PROBLEM STATEMENT:
Copy the entries verbatim, from the first one through the line containing "bar-value-label: 90.03 — [417, 254, 461, 273]", including that line.
— Begin DATA —
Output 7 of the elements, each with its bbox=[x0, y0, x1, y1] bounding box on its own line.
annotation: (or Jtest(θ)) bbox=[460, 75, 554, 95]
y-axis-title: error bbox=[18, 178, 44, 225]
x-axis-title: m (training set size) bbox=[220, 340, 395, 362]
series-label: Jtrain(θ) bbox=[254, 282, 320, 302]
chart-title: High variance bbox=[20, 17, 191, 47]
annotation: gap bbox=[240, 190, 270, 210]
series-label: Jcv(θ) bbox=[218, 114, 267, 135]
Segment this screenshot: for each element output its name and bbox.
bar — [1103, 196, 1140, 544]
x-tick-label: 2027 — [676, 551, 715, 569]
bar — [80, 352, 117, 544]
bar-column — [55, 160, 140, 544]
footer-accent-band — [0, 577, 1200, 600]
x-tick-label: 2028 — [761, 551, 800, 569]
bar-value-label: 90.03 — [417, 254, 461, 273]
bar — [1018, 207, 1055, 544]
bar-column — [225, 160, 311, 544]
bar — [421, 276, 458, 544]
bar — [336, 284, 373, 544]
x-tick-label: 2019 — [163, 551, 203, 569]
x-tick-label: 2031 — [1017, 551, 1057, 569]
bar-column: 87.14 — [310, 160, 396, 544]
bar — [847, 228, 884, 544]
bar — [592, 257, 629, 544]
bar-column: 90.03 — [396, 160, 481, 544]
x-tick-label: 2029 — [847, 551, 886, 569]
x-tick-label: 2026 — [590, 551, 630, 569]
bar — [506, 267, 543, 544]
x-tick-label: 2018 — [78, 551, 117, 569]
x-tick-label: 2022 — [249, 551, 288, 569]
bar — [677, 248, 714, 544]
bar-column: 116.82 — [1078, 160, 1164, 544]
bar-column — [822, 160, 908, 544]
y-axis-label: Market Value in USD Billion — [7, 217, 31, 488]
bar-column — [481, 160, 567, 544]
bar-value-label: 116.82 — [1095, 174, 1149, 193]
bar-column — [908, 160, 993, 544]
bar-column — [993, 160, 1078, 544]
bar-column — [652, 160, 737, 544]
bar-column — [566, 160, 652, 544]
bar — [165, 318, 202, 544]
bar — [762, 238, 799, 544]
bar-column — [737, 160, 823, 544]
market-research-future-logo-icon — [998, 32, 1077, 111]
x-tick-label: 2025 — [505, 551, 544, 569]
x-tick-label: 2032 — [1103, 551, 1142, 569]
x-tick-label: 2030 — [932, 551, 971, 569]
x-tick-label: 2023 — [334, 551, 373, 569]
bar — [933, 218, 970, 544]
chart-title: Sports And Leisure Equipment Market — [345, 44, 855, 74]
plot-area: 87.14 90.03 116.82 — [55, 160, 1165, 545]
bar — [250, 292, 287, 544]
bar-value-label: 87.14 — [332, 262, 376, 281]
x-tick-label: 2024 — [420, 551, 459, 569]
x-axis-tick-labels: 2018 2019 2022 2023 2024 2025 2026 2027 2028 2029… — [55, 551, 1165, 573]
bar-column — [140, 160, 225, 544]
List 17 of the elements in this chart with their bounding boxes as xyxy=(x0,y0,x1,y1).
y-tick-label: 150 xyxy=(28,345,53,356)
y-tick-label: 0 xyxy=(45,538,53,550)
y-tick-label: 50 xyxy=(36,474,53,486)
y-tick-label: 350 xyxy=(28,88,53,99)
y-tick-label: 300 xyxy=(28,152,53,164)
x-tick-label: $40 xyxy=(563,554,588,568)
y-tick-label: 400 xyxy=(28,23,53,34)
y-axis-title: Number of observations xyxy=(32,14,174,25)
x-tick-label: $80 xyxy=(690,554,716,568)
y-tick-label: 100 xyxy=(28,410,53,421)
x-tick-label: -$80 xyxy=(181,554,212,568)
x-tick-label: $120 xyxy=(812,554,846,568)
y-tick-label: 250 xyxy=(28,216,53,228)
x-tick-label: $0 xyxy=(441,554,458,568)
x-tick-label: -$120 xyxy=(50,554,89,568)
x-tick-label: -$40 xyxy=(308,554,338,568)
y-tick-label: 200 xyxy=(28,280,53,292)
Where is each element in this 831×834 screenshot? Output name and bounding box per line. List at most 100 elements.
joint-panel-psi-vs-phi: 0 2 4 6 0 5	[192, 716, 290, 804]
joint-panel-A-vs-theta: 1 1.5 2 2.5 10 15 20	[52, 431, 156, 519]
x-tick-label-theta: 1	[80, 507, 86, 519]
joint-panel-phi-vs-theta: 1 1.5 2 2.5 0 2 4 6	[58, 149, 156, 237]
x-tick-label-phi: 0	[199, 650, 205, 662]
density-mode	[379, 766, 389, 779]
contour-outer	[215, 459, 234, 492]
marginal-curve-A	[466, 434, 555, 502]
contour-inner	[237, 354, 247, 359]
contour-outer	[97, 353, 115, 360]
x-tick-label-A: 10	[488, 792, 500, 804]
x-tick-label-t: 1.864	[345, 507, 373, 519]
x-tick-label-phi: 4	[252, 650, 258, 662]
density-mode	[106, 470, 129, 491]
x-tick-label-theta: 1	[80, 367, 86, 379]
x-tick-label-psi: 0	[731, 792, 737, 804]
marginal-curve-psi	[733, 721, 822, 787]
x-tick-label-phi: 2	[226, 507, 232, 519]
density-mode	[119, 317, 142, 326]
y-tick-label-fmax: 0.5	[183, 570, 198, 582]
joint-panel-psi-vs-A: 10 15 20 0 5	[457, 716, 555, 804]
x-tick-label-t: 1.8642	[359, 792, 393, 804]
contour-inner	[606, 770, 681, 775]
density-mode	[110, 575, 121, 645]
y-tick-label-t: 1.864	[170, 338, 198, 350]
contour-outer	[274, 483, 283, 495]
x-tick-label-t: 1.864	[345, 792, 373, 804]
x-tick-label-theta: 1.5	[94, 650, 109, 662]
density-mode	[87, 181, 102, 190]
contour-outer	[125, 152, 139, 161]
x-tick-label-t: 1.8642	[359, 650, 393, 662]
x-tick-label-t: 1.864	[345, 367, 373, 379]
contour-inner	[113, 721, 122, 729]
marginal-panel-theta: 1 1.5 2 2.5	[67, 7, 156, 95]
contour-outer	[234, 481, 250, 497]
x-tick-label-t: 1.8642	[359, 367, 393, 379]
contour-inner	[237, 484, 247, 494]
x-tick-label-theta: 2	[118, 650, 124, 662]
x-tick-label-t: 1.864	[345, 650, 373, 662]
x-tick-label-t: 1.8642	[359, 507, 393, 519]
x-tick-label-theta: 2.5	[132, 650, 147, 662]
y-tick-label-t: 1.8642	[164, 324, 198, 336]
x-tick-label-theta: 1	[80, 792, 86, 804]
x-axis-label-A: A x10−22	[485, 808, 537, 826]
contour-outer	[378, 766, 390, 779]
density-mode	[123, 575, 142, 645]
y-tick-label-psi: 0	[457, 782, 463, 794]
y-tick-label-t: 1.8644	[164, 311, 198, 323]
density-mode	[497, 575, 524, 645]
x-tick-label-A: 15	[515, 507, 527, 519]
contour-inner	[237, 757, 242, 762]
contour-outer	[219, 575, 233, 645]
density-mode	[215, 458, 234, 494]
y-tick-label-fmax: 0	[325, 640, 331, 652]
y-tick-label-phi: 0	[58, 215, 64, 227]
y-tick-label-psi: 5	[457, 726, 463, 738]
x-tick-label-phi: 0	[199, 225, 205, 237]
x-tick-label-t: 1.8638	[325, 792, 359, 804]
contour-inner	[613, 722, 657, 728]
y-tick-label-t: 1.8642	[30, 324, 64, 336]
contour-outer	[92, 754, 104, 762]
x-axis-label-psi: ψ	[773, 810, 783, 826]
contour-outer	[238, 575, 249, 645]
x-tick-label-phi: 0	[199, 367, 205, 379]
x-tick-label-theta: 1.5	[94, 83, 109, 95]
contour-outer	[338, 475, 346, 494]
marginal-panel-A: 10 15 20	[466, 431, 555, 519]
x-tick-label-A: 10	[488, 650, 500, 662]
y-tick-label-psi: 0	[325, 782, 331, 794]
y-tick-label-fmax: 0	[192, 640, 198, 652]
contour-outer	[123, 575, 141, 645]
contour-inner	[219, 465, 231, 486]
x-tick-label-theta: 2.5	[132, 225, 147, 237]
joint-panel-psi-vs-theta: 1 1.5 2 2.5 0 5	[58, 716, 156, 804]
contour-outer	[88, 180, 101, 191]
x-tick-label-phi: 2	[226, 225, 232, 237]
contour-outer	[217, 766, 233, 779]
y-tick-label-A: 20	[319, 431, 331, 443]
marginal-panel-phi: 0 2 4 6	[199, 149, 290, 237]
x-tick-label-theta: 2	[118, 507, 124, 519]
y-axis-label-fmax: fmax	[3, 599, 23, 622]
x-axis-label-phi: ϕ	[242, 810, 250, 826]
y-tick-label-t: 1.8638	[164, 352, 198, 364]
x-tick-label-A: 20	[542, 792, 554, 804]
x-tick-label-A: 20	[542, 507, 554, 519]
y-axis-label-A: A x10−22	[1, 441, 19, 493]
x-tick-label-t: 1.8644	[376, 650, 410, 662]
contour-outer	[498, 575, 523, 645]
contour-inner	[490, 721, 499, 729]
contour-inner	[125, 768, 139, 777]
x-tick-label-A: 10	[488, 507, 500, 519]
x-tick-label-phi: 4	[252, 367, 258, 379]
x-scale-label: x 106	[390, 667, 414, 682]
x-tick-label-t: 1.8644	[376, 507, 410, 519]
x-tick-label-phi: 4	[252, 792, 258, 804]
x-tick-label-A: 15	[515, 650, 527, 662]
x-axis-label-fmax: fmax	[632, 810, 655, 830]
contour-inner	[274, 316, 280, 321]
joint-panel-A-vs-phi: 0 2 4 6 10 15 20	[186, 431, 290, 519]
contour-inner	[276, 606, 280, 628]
— End DATA —
TASK OUTPUT:
Output 7 of the elements, each with its bbox=[x0, y0, x1, y1] bounding box on its own line.
annotation: (or Jtest(θ)) bbox=[460, 75, 554, 95]
y-axis-title: error bbox=[18, 178, 44, 225]
x-axis-title: m (training set size) bbox=[220, 340, 395, 362]
series-label: Jtrain(θ) bbox=[254, 282, 320, 302]
chart-title: High variance bbox=[20, 17, 191, 47]
annotation: gap bbox=[240, 190, 270, 210]
series-label: Jcv(θ) bbox=[218, 114, 267, 135]
Segment this screenshot: for each element output its name and bbox.
bar — [1103, 196, 1140, 544]
x-tick-label: 2027 — [676, 551, 715, 569]
bar — [80, 352, 117, 544]
bar-column — [55, 160, 140, 544]
footer-accent-band — [0, 577, 1200, 600]
x-tick-label: 2028 — [761, 551, 800, 569]
bar-value-label: 90.03 — [417, 254, 461, 273]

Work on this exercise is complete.